— BEGIN MATERIAL SHOWN —

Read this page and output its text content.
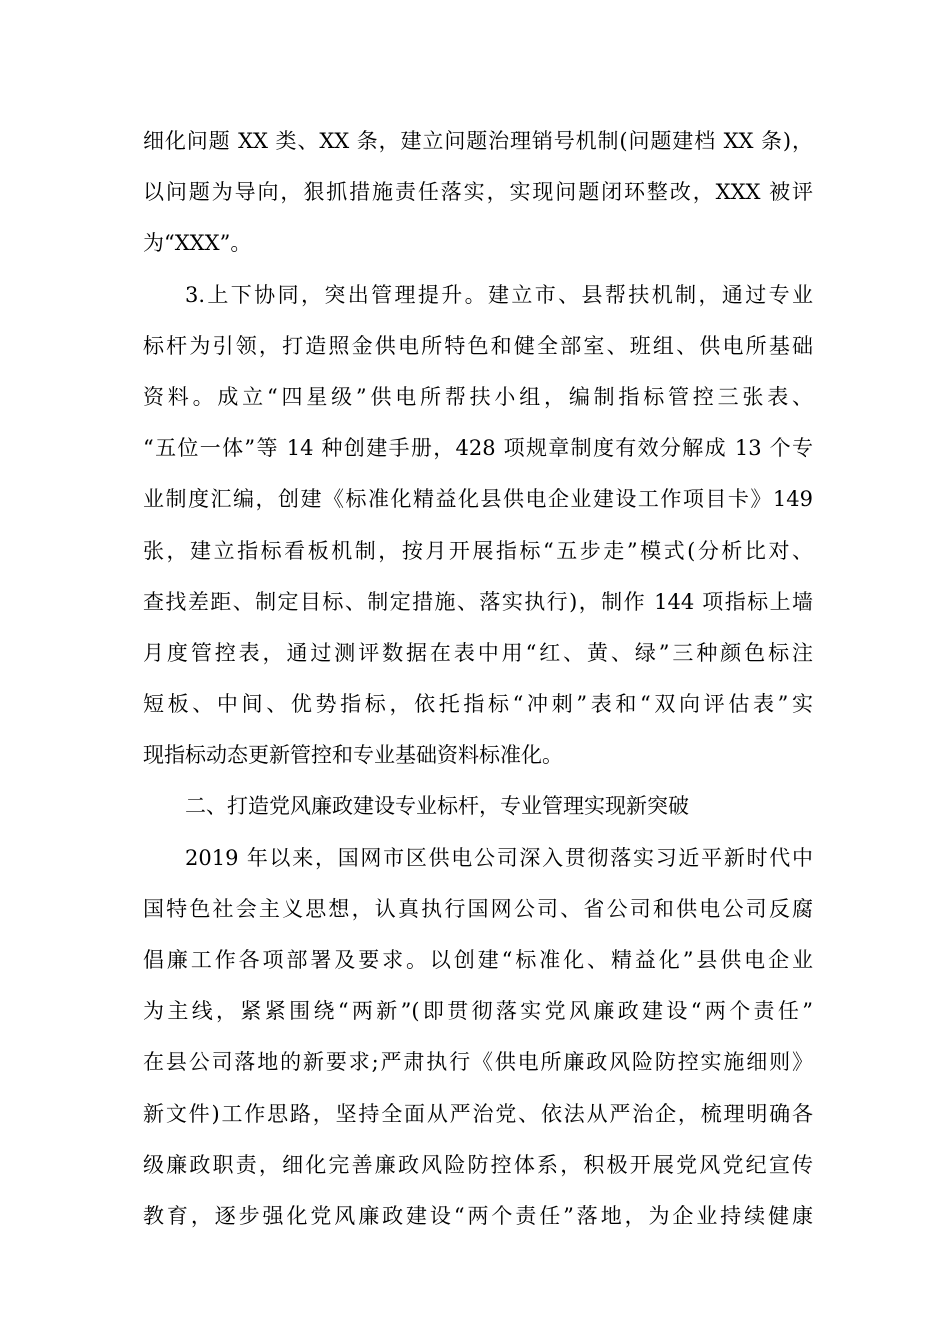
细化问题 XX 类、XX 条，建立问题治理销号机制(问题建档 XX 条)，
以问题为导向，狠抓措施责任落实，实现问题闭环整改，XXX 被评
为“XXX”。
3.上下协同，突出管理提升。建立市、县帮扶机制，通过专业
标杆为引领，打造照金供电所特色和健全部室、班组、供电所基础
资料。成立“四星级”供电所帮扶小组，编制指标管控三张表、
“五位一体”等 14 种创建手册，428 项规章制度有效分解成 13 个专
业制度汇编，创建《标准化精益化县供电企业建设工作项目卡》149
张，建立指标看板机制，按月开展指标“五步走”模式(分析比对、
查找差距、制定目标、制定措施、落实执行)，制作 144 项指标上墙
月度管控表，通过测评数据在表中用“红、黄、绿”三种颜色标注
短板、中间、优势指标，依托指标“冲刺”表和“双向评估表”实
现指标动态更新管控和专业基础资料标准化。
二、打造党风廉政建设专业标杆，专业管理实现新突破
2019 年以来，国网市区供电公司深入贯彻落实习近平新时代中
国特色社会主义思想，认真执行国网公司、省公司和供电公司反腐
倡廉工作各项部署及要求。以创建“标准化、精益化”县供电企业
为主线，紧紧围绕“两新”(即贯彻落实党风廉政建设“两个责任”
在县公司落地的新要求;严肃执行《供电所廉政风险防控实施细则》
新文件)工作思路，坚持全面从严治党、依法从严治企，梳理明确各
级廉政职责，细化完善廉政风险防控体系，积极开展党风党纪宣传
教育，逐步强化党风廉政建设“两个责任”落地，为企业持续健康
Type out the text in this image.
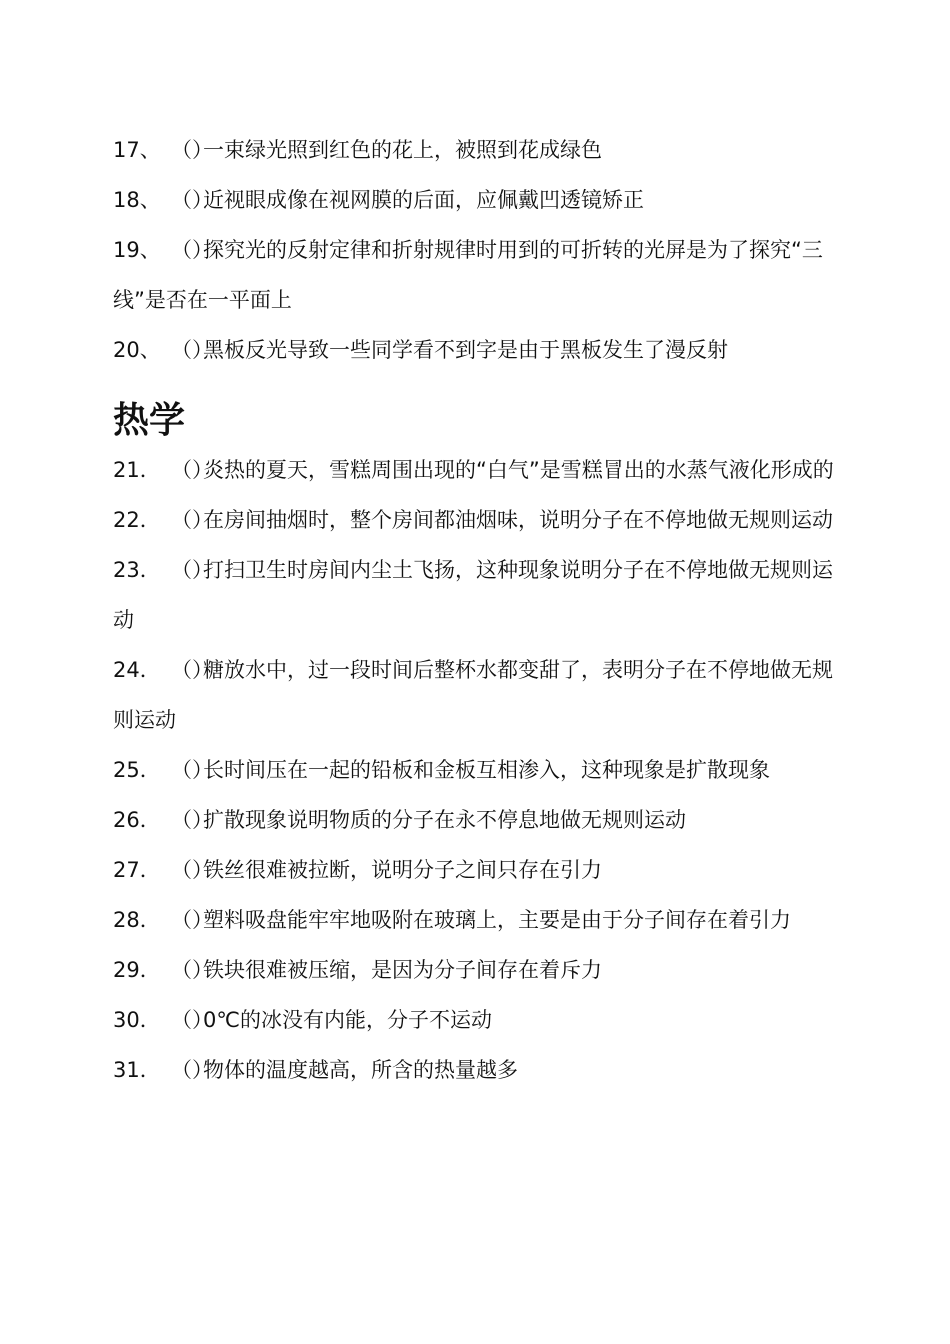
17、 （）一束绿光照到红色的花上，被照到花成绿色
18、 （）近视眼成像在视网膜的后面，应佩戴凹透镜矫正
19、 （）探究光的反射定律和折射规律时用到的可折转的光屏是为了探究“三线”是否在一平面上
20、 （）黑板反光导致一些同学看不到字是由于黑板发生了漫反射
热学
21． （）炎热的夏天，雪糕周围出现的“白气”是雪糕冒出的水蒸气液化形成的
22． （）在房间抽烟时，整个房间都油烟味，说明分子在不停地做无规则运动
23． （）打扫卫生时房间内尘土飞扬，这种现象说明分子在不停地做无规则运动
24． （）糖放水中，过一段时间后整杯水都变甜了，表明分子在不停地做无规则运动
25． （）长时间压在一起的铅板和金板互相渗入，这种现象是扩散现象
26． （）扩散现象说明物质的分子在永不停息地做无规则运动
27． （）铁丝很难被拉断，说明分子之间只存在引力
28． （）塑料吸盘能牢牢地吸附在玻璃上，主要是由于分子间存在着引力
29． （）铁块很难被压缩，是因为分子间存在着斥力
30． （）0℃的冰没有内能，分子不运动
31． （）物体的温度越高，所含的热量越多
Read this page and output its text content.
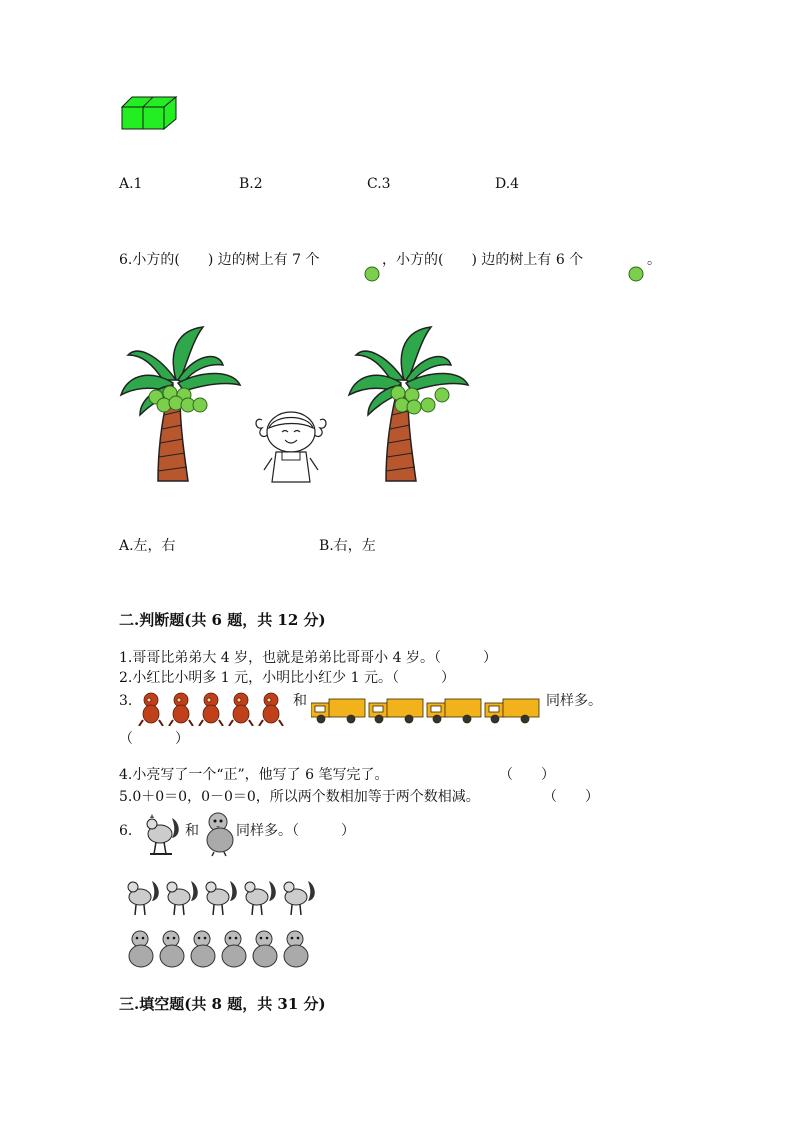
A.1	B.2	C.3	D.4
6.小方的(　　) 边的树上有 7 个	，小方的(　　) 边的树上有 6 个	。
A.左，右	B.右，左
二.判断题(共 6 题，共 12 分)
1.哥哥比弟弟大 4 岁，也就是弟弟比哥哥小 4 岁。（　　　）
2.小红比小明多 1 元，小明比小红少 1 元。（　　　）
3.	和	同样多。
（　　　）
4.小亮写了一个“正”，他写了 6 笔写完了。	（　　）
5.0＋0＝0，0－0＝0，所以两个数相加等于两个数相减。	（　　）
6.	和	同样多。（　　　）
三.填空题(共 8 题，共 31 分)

— END MATERIAL SHOWN —

Leave out the pictures and copy everything else in the records word for word.

Read this page and output its text content.
细化问题 XX 类、XX 条，建立问题治理销号机制(问题建档 XX 条)，
以问题为导向，狠抓措施责任落实，实现问题闭环整改，XXX 被评
为“XXX”。
3.上下协同，突出管理提升。建立市、县帮扶机制，通过专业
标杆为引领，打造照金供电所特色和健全部室、班组、供电所基础
资料。成立“四星级”供电所帮扶小组，编制指标管控三张表、
“五位一体”等 14 种创建手册，428 项规章制度有效分解成 13 个专
业制度汇编，创建《标准化精益化县供电企业建设工作项目卡》149
张，建立指标看板机制，按月开展指标“五步走”模式(分析比对、
查找差距、制定目标、制定措施、落实执行)，制作 144 项指标上墙
月度管控表，通过测评数据在表中用“红、黄、绿”三种颜色标注
短板、中间、优势指标，依托指标“冲刺”表和“双向评估表”实
现指标动态更新管控和专业基础资料标准化。
二、打造党风廉政建设专业标杆，专业管理实现新突破
2019 年以来，国网市区供电公司深入贯彻落实习近平新时代中
国特色社会主义思想，认真执行国网公司、省公司和供电公司反腐
倡廉工作各项部署及要求。以创建“标准化、精益化”县供电企业
为主线，紧紧围绕“两新”(即贯彻落实党风廉政建设“两个责任”
在县公司落地的新要求;严肃执行《供电所廉政风险防控实施细则》
新文件)工作思路，坚持全面从严治党、依法从严治企，梳理明确各
级廉政职责，细化完善廉政风险防控体系，积极开展党风党纪宣传
教育，逐步强化党风廉政建设“两个责任”落地，为企业持续健康
Type out the text in this image.
17、 （）一束绿光照到红色的花上，被照到花成绿色
18、 （）近视眼成像在视网膜的后面，应佩戴凹透镜矫正
19、 （）探究光的反射定律和折射规律时用到的可折转的光屏是为了探究“三线”是否在一平面上
20、 （）黑板反光导致一些同学看不到字是由于黑板发生了漫反射
热学
21． （）炎热的夏天，雪糕周围出现的“白气”是雪糕冒出的水蒸气液化形成的
22． （）在房间抽烟时，整个房间都油烟味，说明分子在不停地做无规则运动
23． （）打扫卫生时房间内尘土飞扬，这种现象说明分子在不停地做无规则运动
24． （）糖放水中，过一段时间后整杯水都变甜了，表明分子在不停地做无规则运动
25． （）长时间压在一起的铅板和金板互相渗入，这种现象是扩散现象
26． （）扩散现象说明物质的分子在永不停息地做无规则运动
27． （）铁丝很难被拉断，说明分子之间只存在引力
28． （）塑料吸盘能牢牢地吸附在玻璃上，主要是由于分子间存在着引力
29． （）铁块很难被压缩，是因为分子间存在着斥力
30． （）0℃的冰没有内能，分子不运动
31． （）物体的温度越高，所含的热量越多
Read this page and output its text content.
A.1	B.2	C.3	D.4
6.小方的(　　) 边的树上有 7 个	，小方的(　　) 边的树上有 6 个	。
A.左，右	B.右，左
二.判断题(共 6 题，共 12 分)
1.哥哥比弟弟大 4 岁，也就是弟弟比哥哥小 4 岁。（　　　）
2.小红比小明多 1 元，小明比小红少 1 元。（　　　）
3.	和	同样多。
（　　　）
4.小亮写了一个“正”，他写了 6 笔写完了。	（　　）
5.0＋0＝0，0－0＝0，所以两个数相加等于两个数相减。	（　　）
6.	和	同样多。（　　　）
三.填空题(共 8 题，共 31 分)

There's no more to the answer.